**WHAT THIS TASK INVOLVES:** Word for word, restate every line of the material.
* Begin DATA FOR THIS TASK *
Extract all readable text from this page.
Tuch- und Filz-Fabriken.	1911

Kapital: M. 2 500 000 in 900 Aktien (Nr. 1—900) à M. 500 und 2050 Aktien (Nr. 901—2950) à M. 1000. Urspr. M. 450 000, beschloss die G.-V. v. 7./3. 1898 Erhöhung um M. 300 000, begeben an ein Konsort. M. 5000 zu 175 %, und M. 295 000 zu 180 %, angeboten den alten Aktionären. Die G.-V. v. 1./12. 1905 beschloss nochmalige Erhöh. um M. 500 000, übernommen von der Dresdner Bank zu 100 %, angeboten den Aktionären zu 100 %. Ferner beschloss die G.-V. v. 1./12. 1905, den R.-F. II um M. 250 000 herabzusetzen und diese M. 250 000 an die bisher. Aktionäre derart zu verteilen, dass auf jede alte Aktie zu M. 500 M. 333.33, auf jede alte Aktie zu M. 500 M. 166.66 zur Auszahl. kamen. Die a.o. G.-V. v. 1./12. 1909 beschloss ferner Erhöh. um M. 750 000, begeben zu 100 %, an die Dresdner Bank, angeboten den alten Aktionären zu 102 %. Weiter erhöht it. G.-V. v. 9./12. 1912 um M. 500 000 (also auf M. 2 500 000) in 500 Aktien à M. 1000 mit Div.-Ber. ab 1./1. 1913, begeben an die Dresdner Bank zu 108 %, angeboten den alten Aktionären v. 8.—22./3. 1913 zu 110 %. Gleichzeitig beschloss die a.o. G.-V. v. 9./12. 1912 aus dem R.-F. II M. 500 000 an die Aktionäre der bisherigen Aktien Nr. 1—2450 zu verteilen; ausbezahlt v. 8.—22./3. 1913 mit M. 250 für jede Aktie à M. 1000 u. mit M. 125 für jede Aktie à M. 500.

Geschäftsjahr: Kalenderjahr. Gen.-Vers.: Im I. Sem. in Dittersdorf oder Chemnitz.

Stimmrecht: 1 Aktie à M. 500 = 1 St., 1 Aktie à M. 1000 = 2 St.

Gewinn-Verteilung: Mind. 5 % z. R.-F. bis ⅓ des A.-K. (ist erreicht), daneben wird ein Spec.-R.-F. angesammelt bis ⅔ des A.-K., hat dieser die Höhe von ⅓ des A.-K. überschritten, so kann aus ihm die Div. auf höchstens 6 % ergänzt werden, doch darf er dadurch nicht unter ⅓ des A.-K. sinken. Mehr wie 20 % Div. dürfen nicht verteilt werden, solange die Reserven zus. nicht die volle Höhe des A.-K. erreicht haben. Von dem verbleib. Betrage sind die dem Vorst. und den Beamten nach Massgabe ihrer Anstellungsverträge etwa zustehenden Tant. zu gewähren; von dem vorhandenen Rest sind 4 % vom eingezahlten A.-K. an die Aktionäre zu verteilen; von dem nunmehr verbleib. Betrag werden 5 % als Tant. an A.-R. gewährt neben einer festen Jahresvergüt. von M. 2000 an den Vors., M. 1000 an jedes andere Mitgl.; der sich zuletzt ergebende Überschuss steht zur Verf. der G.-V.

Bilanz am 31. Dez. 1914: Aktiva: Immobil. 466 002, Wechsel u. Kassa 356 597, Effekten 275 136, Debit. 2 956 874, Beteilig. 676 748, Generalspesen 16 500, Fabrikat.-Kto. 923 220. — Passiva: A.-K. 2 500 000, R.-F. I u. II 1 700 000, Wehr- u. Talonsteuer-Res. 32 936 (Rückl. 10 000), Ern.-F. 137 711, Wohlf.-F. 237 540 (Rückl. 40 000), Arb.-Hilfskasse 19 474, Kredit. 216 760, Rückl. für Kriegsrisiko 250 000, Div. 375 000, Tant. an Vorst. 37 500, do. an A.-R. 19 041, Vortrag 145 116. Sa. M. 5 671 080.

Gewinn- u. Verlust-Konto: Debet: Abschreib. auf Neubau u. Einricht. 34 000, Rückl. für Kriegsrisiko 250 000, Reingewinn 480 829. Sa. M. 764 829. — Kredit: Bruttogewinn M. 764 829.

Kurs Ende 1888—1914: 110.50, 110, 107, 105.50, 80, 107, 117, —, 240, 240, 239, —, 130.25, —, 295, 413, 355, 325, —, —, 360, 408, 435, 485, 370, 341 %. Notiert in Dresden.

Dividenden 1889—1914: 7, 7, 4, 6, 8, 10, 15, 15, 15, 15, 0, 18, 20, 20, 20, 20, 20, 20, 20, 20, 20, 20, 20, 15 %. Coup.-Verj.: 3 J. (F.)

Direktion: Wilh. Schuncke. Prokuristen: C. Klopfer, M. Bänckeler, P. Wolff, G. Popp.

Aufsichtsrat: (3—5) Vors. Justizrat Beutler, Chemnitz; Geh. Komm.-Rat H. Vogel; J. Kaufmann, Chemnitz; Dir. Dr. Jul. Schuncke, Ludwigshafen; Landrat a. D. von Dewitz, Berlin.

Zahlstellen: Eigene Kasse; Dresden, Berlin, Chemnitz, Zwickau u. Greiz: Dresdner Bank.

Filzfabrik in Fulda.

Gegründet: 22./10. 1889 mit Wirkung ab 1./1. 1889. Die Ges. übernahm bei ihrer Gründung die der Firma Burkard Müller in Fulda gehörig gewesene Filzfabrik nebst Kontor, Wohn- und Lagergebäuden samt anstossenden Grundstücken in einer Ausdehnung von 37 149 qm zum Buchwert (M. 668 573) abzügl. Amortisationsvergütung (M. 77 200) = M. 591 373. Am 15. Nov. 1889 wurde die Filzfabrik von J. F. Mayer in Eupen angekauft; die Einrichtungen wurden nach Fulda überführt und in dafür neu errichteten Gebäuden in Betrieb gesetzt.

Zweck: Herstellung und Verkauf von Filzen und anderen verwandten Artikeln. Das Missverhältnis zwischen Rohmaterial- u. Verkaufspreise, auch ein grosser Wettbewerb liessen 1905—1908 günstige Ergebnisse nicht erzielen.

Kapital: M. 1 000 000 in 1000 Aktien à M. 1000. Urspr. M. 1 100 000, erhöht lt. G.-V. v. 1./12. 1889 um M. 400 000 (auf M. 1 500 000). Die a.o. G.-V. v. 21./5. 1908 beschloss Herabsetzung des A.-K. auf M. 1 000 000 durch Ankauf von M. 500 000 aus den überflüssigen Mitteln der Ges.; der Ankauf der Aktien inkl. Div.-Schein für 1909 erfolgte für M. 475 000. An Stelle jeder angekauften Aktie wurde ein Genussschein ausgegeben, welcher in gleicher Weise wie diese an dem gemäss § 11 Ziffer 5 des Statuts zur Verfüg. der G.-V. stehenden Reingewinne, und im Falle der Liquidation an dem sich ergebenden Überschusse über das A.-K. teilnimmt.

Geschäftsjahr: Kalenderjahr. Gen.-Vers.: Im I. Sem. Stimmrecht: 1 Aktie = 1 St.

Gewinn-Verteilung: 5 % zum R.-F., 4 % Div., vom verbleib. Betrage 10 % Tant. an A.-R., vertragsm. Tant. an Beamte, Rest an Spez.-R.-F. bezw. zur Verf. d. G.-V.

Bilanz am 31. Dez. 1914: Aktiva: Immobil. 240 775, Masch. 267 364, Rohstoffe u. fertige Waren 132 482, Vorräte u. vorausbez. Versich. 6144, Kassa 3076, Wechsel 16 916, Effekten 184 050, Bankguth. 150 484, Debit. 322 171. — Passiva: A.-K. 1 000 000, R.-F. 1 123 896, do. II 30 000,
* End DATA FOR THIS TASK *
**THE RESULT:**
Extract all readable text from this page.
Tuch- und Filz-Fabriken.	1911

Kapital: M. 2 500 000 in 900 Aktien (Nr. 1—900) à M. 500 und 2050 Aktien (Nr. 901—2950) à M. 1000. Urspr. M. 450 000, beschloss die G.-V. v. 7./3. 1898 Erhöhung um M. 300 000, begeben an ein Konsort. M. 5000 zu 175 %, und M. 295 000 zu 180 %, angeboten den alten Aktionären. Die G.-V. v. 1./12. 1905 beschloss nochmalige Erhöh. um M. 500 000, übernommen von der Dresdner Bank zu 100 %, angeboten den Aktionären zu 100 %. Ferner beschloss die G.-V. v. 1./12. 1905, den R.-F. II um M. 250 000 herabzusetzen und diese M. 250 000 an die bisher. Aktionäre derart zu verteilen, dass auf jede alte Aktie zu M. 500 M. 333.33, auf jede alte Aktie zu M. 500 M. 166.66 zur Auszahl. kamen. Die a.o. G.-V. v. 1./12. 1909 beschloss ferner Erhöh. um M. 750 000, begeben zu 100 %, an die Dresdner Bank, angeboten den alten Aktionären zu 102 %. Weiter erhöht it. G.-V. v. 9./12. 1912 um M. 500 000 (also auf M. 2 500 000) in 500 Aktien à M. 1000 mit Div.-Ber. ab 1./1. 1913, begeben an die Dresdner Bank zu 108 %, angeboten den alten Aktionären v. 8.—22./3. 1913 zu 110 %. Gleichzeitig beschloss die a.o. G.-V. v. 9./12. 1912 aus dem R.-F. II M. 500 000 an die Aktionäre der bisherigen Aktien Nr. 1—2450 zu verteilen; ausbezahlt v. 8.—22./3. 1913 mit M. 250 für jede Aktie à M. 1000 u. mit M. 125 für jede Aktie à M. 500.

Geschäftsjahr: Kalenderjahr. Gen.-Vers.: Im I. Sem. in Dittersdorf oder Chemnitz.

Stimmrecht: 1 Aktie à M. 500 = 1 St., 1 Aktie à M. 1000 = 2 St.

Gewinn-Verteilung: Mind. 5 % z. R.-F. bis ⅓ des A.-K. (ist erreicht), daneben wird ein Spec.-R.-F. angesammelt bis ⅔ des A.-K., hat dieser die Höhe von ⅓ des A.-K. überschritten, so kann aus ihm die Div. auf höchstens 6 % ergänzt werden, doch darf er dadurch nicht unter ⅓ des A.-K. sinken. Mehr wie 20 % Div. dürfen nicht verteilt werden, solange die Reserven zus. nicht die volle Höhe des A.-K. erreicht haben. Von dem verbleib. Betrage sind die dem Vorst. und den Beamten nach Massgabe ihrer Anstellungsverträge etwa zustehenden Tant. zu gewähren; von dem vorhandenen Rest sind 4 % vom eingezahlten A.-K. an die Aktionäre zu verteilen; von dem nunmehr verbleib. Betrag werden 5 % als Tant. an A.-R. gewährt neben einer festen Jahresvergüt. von M. 2000 an den Vors., M. 1000 an jedes andere Mitgl.; der sich zuletzt ergebende Überschuss steht zur Verf. der G.-V.

Bilanz am 31. Dez. 1914: Aktiva: Immobil. 466 002, Wechsel u. Kassa 356 597, Effekten 275 136, Debit. 2 956 874, Beteilig. 676 748, Generalspesen 16 500, Fabrikat.-Kto. 923 220. — Passiva: A.-K. 2 500 000, R.-F. I u. II 1 700 000, Wehr- u. Talonsteuer-Res. 32 936 (Rückl. 10 000), Ern.-F. 137 711, Wohlf.-F. 237 540 (Rückl. 40 000), Arb.-Hilfskasse 19 474, Kredit. 216 760, Rückl. für Kriegsrisiko 250 000, Div. 375 000, Tant. an Vorst. 37 500, do. an A.-R. 19 041, Vortrag 145 116. Sa. M. 5 671 080.

Gewinn- u. Verlust-Konto: Debet: Abschreib. auf Neubau u. Einricht. 34 000, Rückl. für Kriegsrisiko 250 000, Reingewinn 480 829. Sa. M. 764 829. — Kredit: Bruttogewinn M. 764 829.

Kurs Ende 1888—1914: 110.50, 110, 107, 105.50, 80, 107, 117, —, 240, 240, 239, —, 130.25, —, 295, 413, 355, 325, —, —, 360, 408, 435, 485, 370, 341 %. Notiert in Dresden.

Dividenden 1889—1914: 7, 7, 4, 6, 8, 10, 15, 15, 15, 15, 0, 18, 20, 20, 20, 20, 20, 20, 20, 20, 20, 20, 20, 15 %. Coup.-Verj.: 3 J. (F.)

Direktion: Wilh. Schuncke. Prokuristen: C. Klopfer, M. Bänckeler, P. Wolff, G. Popp.

Aufsichtsrat: (3—5) Vors. Justizrat Beutler, Chemnitz; Geh. Komm.-Rat H. Vogel; J. Kaufmann, Chemnitz; Dir. Dr. Jul. Schuncke, Ludwigshafen; Landrat a. D. von Dewitz, Berlin.

Zahlstellen: Eigene Kasse; Dresden, Berlin, Chemnitz, Zwickau u. Greiz: Dresdner Bank.

Filzfabrik in Fulda.

Gegründet: 22./10. 1889 mit Wirkung ab 1./1. 1889. Die Ges. übernahm bei ihrer Gründung die der Firma Burkard Müller in Fulda gehörig gewesene Filzfabrik nebst Kontor, Wohn- und Lagergebäuden samt anstossenden Grundstücken in einer Ausdehnung von 37 149 qm zum Buchwert (M. 668 573) abzügl. Amortisationsvergütung (M. 77 200) = M. 591 373. Am 15. Nov. 1889 wurde die Filzfabrik von J. F. Mayer in Eupen angekauft; die Einrichtungen wurden nach Fulda überführt und in dafür neu errichteten Gebäuden in Betrieb gesetzt.

Zweck: Herstellung und Verkauf von Filzen und anderen verwandten Artikeln. Das Missverhältnis zwischen Rohmaterial- u. Verkaufspreise, auch ein grosser Wettbewerb liessen 1905—1908 günstige Ergebnisse nicht erzielen.

Kapital: M. 1 000 000 in 1000 Aktien à M. 1000. Urspr. M. 1 100 000, erhöht lt. G.-V. v. 1./12. 1889 um M. 400 000 (auf M. 1 500 000). Die a.o. G.-V. v. 21./5. 1908 beschloss Herabsetzung des A.-K. auf M. 1 000 000 durch Ankauf von M. 500 000 aus den überflüssigen Mitteln der Ges.; der Ankauf der Aktien inkl. Div.-Schein für 1909 erfolgte für M. 475 000. An Stelle jeder angekauften Aktie wurde ein Genussschein ausgegeben, welcher in gleicher Weise wie diese an dem gemäss § 11 Ziffer 5 des Statuts zur Verfüg. der G.-V. stehenden Reingewinne, und im Falle der Liquidation an dem sich ergebenden Überschusse über das A.-K. teilnimmt.

Geschäftsjahr: Kalenderjahr. Gen.-Vers.: Im I. Sem. Stimmrecht: 1 Aktie = 1 St.

Gewinn-Verteilung: 5 % zum R.-F., 4 % Div., vom verbleib. Betrage 10 % Tant. an A.-R., vertragsm. Tant. an Beamte, Rest an Spez.-R.-F. bezw. zur Verf. d. G.-V.

Bilanz am 31. Dez. 1914: Aktiva: Immobil. 240 775, Masch. 267 364, Rohstoffe u. fertige Waren 132 482, Vorräte u. vorausbez. Versich. 6144, Kassa 3076, Wechsel 16 916, Effekten 184 050, Bankguth. 150 484, Debit. 322 171. — Passiva: A.-K. 1 000 000, R.-F. 1 123 896, do. II 30 000,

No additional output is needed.